### Written request:
Copy the material that follows word for word and omit its pictures.

### Listing:

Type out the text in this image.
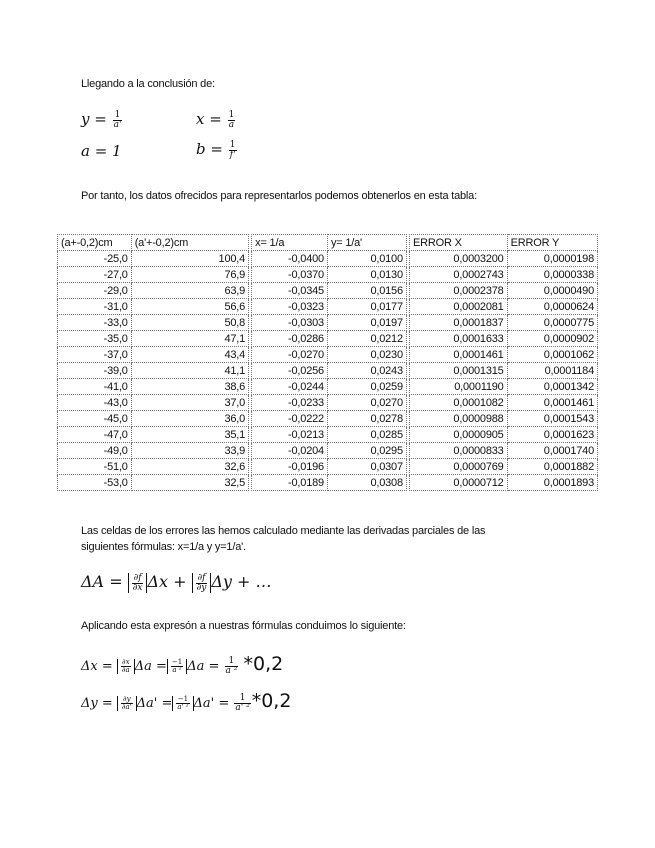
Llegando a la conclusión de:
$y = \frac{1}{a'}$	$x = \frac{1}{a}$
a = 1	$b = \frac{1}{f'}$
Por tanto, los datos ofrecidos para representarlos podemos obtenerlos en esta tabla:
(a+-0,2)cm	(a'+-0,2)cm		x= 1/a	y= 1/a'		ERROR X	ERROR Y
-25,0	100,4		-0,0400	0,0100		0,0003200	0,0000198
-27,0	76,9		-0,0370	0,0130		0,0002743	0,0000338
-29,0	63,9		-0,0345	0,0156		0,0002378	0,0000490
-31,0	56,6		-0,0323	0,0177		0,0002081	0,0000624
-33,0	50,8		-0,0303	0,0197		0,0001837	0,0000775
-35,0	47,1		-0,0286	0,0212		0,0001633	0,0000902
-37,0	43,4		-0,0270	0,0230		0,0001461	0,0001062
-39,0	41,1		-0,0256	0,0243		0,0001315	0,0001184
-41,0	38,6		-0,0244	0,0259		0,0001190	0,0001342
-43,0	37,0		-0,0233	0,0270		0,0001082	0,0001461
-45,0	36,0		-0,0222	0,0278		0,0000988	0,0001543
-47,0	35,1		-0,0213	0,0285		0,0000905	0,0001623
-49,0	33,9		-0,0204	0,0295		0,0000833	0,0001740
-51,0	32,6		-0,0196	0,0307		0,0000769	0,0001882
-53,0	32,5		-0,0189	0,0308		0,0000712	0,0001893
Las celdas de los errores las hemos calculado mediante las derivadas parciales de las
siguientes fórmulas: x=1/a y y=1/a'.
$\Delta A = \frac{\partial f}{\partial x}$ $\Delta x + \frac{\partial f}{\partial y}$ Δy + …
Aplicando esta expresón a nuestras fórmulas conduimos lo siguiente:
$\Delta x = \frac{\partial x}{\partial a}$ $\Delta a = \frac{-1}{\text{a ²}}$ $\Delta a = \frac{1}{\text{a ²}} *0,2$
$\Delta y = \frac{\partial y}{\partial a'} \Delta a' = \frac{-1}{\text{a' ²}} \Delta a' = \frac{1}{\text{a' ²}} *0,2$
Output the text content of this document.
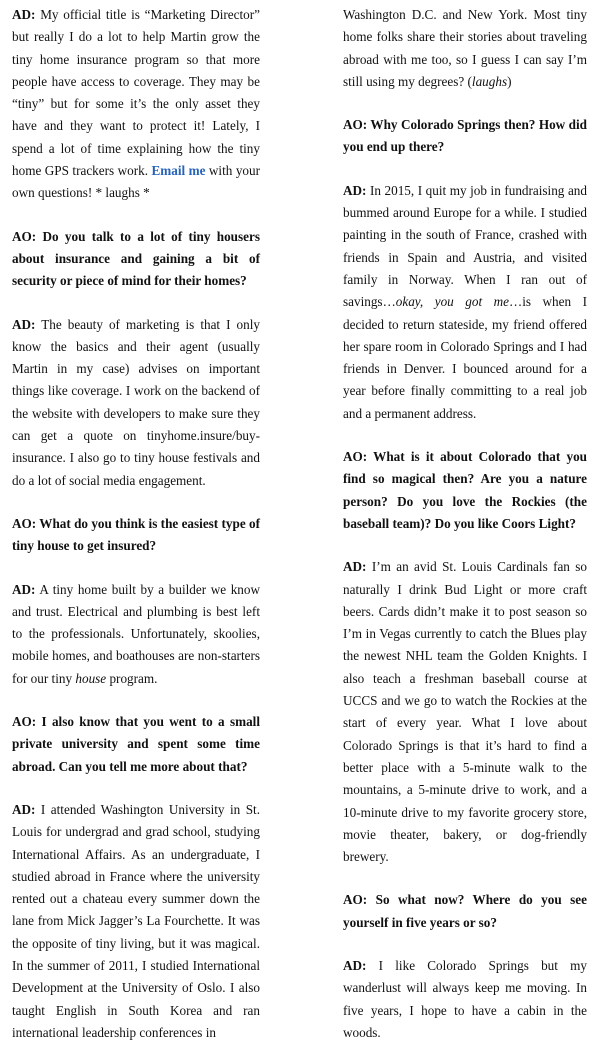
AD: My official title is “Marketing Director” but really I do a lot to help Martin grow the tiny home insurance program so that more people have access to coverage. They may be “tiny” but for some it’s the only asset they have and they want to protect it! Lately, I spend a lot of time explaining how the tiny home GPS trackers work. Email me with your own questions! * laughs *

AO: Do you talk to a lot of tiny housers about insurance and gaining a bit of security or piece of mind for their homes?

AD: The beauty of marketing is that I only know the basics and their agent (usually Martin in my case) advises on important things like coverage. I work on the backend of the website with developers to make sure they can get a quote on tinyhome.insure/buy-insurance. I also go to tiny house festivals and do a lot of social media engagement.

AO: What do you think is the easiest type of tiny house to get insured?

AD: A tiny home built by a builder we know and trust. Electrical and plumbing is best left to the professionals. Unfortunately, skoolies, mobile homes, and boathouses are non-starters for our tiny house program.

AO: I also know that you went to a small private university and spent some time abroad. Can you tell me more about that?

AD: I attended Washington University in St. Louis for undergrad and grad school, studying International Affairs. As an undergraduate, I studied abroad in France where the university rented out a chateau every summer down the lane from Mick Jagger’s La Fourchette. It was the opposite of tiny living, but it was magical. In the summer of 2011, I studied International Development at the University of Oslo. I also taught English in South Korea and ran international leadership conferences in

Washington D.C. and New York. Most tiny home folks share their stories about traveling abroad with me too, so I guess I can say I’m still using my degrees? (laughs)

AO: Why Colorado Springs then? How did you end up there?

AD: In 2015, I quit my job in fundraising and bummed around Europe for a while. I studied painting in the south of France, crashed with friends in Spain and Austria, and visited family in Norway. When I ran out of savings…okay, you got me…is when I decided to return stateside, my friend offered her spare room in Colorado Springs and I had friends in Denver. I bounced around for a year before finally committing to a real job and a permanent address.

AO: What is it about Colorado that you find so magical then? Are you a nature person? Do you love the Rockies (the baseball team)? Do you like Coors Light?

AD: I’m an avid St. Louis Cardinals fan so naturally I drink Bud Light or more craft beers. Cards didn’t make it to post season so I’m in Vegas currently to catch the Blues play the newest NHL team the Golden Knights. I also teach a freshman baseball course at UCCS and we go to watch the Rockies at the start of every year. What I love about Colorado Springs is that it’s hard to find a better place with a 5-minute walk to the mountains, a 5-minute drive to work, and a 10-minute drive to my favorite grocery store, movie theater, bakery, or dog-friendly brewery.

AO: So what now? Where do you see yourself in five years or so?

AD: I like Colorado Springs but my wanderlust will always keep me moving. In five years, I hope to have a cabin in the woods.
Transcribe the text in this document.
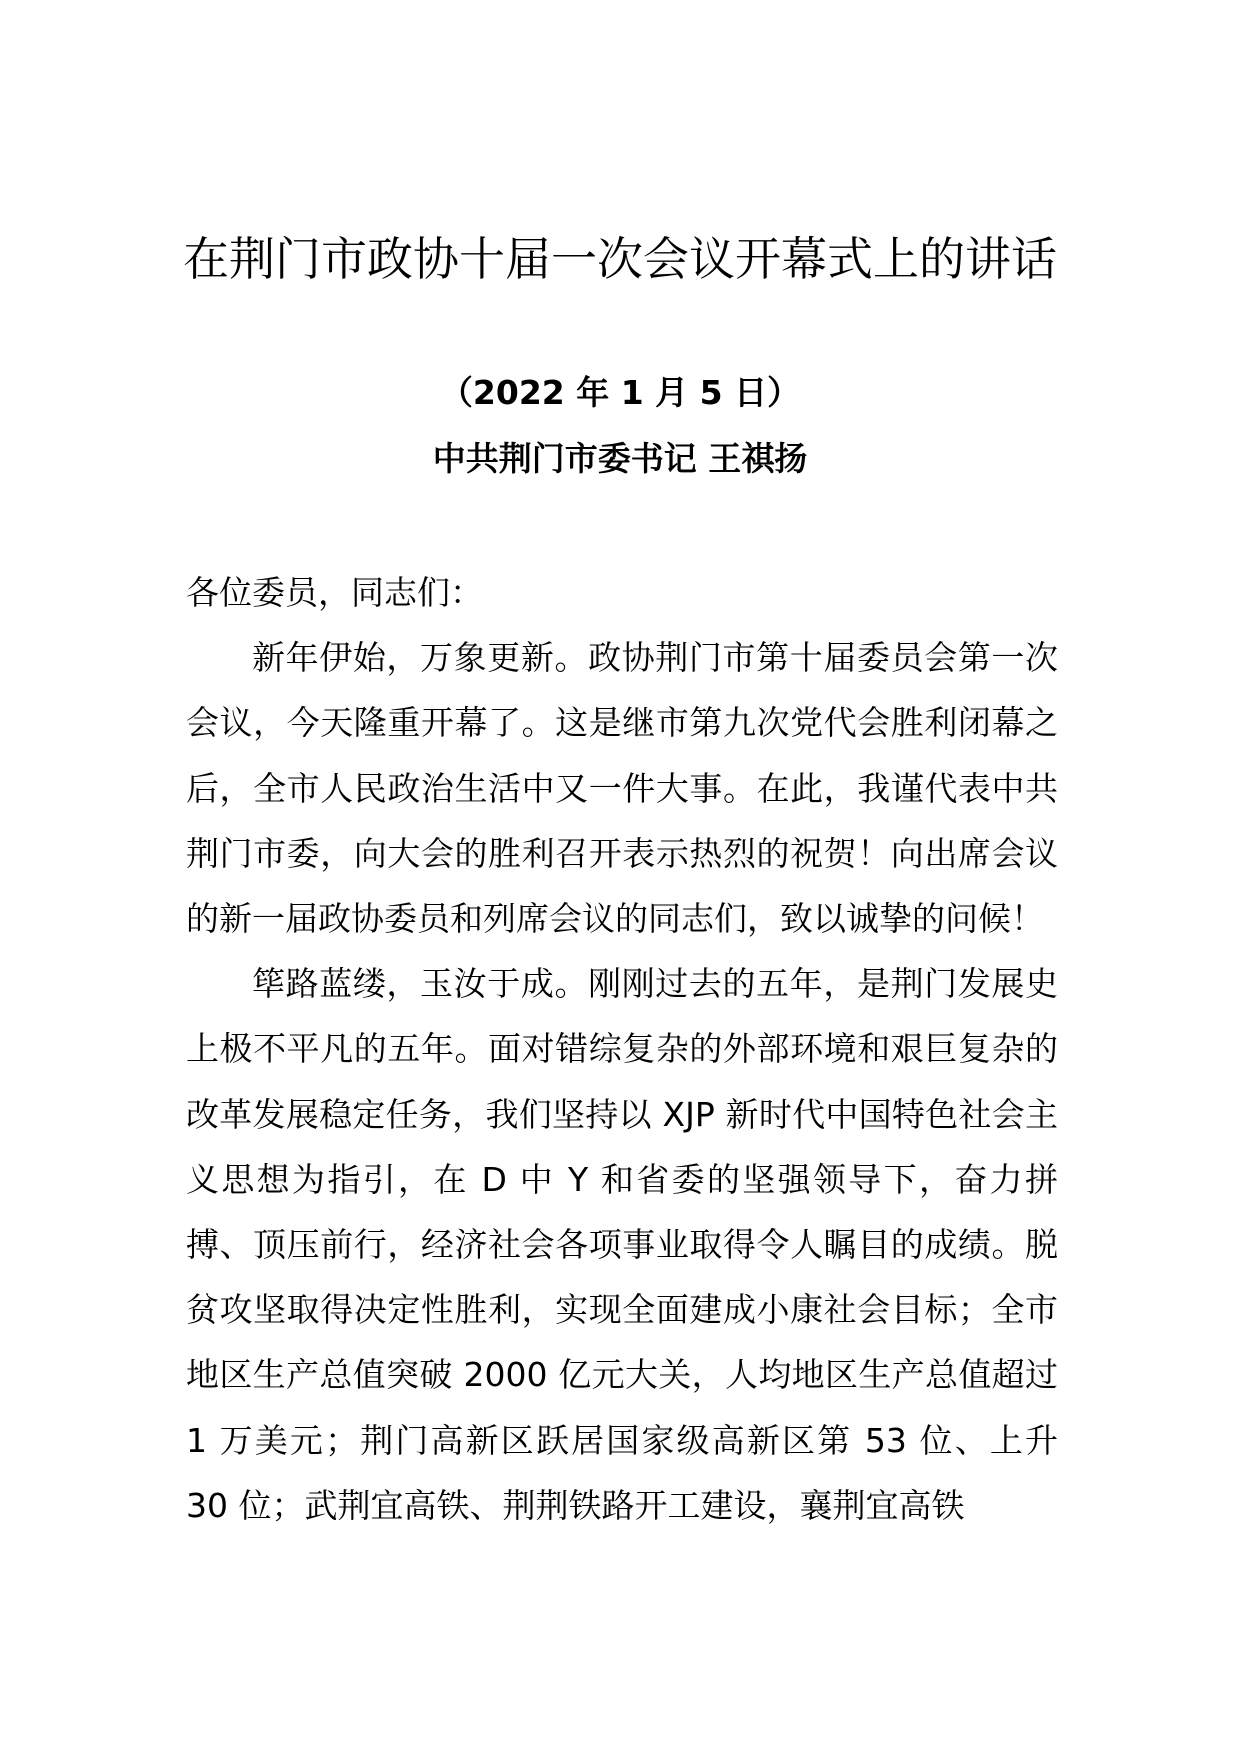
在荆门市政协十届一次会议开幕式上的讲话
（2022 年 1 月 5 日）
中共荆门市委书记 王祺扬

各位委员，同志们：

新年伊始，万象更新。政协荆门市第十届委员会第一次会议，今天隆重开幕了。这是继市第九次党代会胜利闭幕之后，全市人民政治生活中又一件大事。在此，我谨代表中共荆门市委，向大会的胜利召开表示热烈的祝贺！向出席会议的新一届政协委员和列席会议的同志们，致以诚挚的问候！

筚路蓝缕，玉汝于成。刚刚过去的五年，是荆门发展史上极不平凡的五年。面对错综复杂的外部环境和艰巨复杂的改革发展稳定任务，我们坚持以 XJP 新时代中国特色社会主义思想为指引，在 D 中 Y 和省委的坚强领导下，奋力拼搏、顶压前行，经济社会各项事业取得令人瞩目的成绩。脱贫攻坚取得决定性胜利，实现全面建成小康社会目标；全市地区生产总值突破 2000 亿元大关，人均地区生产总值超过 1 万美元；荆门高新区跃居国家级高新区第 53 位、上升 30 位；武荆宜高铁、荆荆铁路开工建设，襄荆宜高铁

### Answer for this exercise:
Type out the text in this image.
Llegando a la conclusión de:
$y = \frac{1}{a'}$	$x = \frac{1}{a}$
a = 1	$b = \frac{1}{f'}$
Por tanto, los datos ofrecidos para representarlos podemos obtenerlos en esta tabla:
(a+-0,2)cm	(a'+-0,2)cm		x= 1/a	y= 1/a'		ERROR X	ERROR Y
-25,0	100,4		-0,0400	0,0100		0,0003200	0,0000198
-27,0	76,9		-0,0370	0,0130		0,0002743	0,0000338
-29,0	63,9		-0,0345	0,0156		0,0002378	0,0000490
-31,0	56,6		-0,0323	0,0177		0,0002081	0,0000624
-33,0	50,8		-0,0303	0,0197		0,0001837	0,0000775
-35,0	47,1		-0,0286	0,0212		0,0001633	0,0000902
-37,0	43,4		-0,0270	0,0230		0,0001461	0,0001062
-39,0	41,1		-0,0256	0,0243		0,0001315	0,0001184
-41,0	38,6		-0,0244	0,0259		0,0001190	0,0001342
-43,0	37,0		-0,0233	0,0270		0,0001082	0,0001461
-45,0	36,0		-0,0222	0,0278		0,0000988	0,0001543
-47,0	35,1		-0,0213	0,0285		0,0000905	0,0001623
-49,0	33,9		-0,0204	0,0295		0,0000833	0,0001740
-51,0	32,6		-0,0196	0,0307		0,0000769	0,0001882
-53,0	32,5		-0,0189	0,0308		0,0000712	0,0001893
Las celdas de los errores las hemos calculado mediante las derivadas parciales de las
siguientes fórmulas: x=1/a y y=1/a'.
$\Delta A = \frac{\partial f}{\partial x}$ $\Delta x + \frac{\partial f}{\partial y}$ Δy + …
Aplicando esta expresón a nuestras fórmulas conduimos lo siguiente:
$\Delta x = \frac{\partial x}{\partial a}$ $\Delta a = \frac{-1}{\text{a ²}}$ $\Delta a = \frac{1}{\text{a ²}} *0,2$
$\Delta y = \frac{\partial y}{\partial a'} \Delta a' = \frac{-1}{\text{a' ²}} \Delta a' = \frac{1}{\text{a' ²}} *0,2$
Output the text content of this document.
AD: My official title is “Marketing Director” but really I do a lot to help Martin grow the tiny home insurance program so that more people have access to coverage. They may be “tiny” but for some it’s the only asset they have and they want to protect it! Lately, I spend a lot of time explaining how the tiny home GPS trackers work. Email me with your own questions! * laughs *

AO: Do you talk to a lot of tiny housers about insurance and gaining a bit of security or piece of mind for their homes?

AD: The beauty of marketing is that I only know the basics and their agent (usually Martin in my case) advises on important things like coverage. I work on the backend of the website with developers to make sure they can get a quote on tinyhome.insure/buy-insurance. I also go to tiny house festivals and do a lot of social media engagement.

AO: What do you think is the easiest type of tiny house to get insured?

AD: A tiny home built by a builder we know and trust. Electrical and plumbing is best left to the professionals. Unfortunately, skoolies, mobile homes, and boathouses are non-starters for our tiny house program.

AO: I also know that you went to a small private university and spent some time abroad. Can you tell me more about that?

AD: I attended Washington University in St. Louis for undergrad and grad school, studying International Affairs. As an undergraduate, I studied abroad in France where the university rented out a chateau every summer down the lane from Mick Jagger’s La Fourchette. It was the opposite of tiny living, but it was magical. In the summer of 2011, I studied International Development at the University of Oslo. I also taught English in South Korea and ran international leadership conferences in

Washington D.C. and New York. Most tiny home folks share their stories about traveling abroad with me too, so I guess I can say I’m still using my degrees? (laughs)

AO: Why Colorado Springs then? How did you end up there?

AD: In 2015, I quit my job in fundraising and bummed around Europe for a while. I studied painting in the south of France, crashed with friends in Spain and Austria, and visited family in Norway. When I ran out of savings…okay, you got me…is when I decided to return stateside, my friend offered her spare room in Colorado Springs and I had friends in Denver. I bounced around for a year before finally committing to a real job and a permanent address.

AO: What is it about Colorado that you find so magical then? Are you a nature person? Do you love the Rockies (the baseball team)? Do you like Coors Light?

AD: I’m an avid St. Louis Cardinals fan so naturally I drink Bud Light or more craft beers. Cards didn’t make it to post season so I’m in Vegas currently to catch the Blues play the newest NHL team the Golden Knights. I also teach a freshman baseball course at UCCS and we go to watch the Rockies at the start of every year. What I love about Colorado Springs is that it’s hard to find a better place with a 5-minute walk to the mountains, a 5-minute drive to work, and a 10-minute drive to my favorite grocery store, movie theater, bakery, or dog-friendly brewery.

AO: So what now? Where do you see yourself in five years or so?

AD: I like Colorado Springs but my wanderlust will always keep me moving. In five years, I hope to have a cabin in the woods.
Transcribe the text in this document.
在荆门市政协十届一次会议开幕式上的讲话
（2022 年 1 月 5 日）
中共荆门市委书记 王祺扬

各位委员，同志们：

新年伊始，万象更新。政协荆门市第十届委员会第一次会议，今天隆重开幕了。这是继市第九次党代会胜利闭幕之后，全市人民政治生活中又一件大事。在此，我谨代表中共荆门市委，向大会的胜利召开表示热烈的祝贺！向出席会议的新一届政协委员和列席会议的同志们，致以诚挚的问候！

筚路蓝缕，玉汝于成。刚刚过去的五年，是荆门发展史上极不平凡的五年。面对错综复杂的外部环境和艰巨复杂的改革发展稳定任务，我们坚持以 XJP 新时代中国特色社会主义思想为指引，在 D 中 Y 和省委的坚强领导下，奋力拼搏、顶压前行，经济社会各项事业取得令人瞩目的成绩。脱贫攻坚取得决定性胜利，实现全面建成小康社会目标；全市地区生产总值突破 2000 亿元大关，人均地区生产总值超过 1 万美元；荆门高新区跃居国家级高新区第 53 位、上升 30 位；武荆宜高铁、荆荆铁路开工建设，襄荆宜高铁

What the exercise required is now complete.